>>>>

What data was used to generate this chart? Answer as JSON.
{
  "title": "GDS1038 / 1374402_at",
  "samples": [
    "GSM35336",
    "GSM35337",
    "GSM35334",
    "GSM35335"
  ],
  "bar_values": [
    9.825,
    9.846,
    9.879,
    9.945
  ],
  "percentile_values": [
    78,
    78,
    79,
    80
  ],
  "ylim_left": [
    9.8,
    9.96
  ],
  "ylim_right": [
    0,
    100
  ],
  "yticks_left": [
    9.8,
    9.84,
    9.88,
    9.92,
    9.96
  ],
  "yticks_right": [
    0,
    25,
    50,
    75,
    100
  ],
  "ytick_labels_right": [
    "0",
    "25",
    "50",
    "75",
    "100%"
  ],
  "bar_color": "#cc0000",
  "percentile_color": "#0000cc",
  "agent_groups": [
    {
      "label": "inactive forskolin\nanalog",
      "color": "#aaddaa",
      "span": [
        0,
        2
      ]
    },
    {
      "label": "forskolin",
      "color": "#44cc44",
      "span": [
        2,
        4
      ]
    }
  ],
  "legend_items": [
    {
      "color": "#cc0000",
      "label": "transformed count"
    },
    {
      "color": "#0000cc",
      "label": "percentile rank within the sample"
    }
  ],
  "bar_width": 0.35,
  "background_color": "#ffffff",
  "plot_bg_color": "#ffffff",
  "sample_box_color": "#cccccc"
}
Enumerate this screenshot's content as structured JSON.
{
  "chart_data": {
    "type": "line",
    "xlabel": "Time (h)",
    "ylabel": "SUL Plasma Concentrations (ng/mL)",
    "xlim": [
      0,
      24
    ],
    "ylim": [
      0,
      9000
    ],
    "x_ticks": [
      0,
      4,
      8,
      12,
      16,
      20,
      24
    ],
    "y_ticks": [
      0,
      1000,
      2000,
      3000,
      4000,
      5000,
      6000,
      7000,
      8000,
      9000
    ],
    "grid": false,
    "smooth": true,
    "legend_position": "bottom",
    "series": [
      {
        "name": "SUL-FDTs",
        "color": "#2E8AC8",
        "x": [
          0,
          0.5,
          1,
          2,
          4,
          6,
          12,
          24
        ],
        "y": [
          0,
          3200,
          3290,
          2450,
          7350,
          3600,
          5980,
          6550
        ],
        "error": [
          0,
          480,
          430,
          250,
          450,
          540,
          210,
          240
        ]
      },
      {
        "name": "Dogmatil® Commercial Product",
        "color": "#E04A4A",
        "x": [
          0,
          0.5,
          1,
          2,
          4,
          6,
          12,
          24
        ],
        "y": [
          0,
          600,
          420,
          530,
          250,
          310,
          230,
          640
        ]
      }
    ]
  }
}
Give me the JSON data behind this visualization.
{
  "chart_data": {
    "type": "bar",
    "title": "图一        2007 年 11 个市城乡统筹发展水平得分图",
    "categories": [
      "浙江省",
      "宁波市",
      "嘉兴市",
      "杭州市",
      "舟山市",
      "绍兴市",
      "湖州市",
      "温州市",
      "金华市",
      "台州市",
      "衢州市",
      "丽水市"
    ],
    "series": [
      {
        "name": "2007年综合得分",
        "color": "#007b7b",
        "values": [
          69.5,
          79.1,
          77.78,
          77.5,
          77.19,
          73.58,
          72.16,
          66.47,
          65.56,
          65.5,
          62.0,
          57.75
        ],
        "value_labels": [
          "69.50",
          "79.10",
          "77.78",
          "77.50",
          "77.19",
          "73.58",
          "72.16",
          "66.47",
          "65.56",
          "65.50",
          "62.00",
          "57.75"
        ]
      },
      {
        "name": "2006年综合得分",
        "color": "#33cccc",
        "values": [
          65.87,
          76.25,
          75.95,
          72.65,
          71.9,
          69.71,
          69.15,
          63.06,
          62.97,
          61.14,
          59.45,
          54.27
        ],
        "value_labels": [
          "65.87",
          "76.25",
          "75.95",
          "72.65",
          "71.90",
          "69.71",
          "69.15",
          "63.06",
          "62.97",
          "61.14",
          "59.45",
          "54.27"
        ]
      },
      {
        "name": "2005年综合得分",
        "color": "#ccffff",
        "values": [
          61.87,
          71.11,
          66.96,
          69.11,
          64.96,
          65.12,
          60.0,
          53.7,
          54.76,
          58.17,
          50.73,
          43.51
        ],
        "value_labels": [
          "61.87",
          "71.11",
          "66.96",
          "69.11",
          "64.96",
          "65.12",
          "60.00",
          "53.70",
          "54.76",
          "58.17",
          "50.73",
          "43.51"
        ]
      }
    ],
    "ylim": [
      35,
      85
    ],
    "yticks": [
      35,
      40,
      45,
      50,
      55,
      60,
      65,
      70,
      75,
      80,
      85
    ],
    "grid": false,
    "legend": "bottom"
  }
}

<<<<

• **Required work**
Check each line of the records for the word "title" and extract those that contain it.

• **Task output**
  "title": "GDS1038 / 1374402_at",
    "title": "图一        2007 年 11 个市城乡统筹发展水平得分图",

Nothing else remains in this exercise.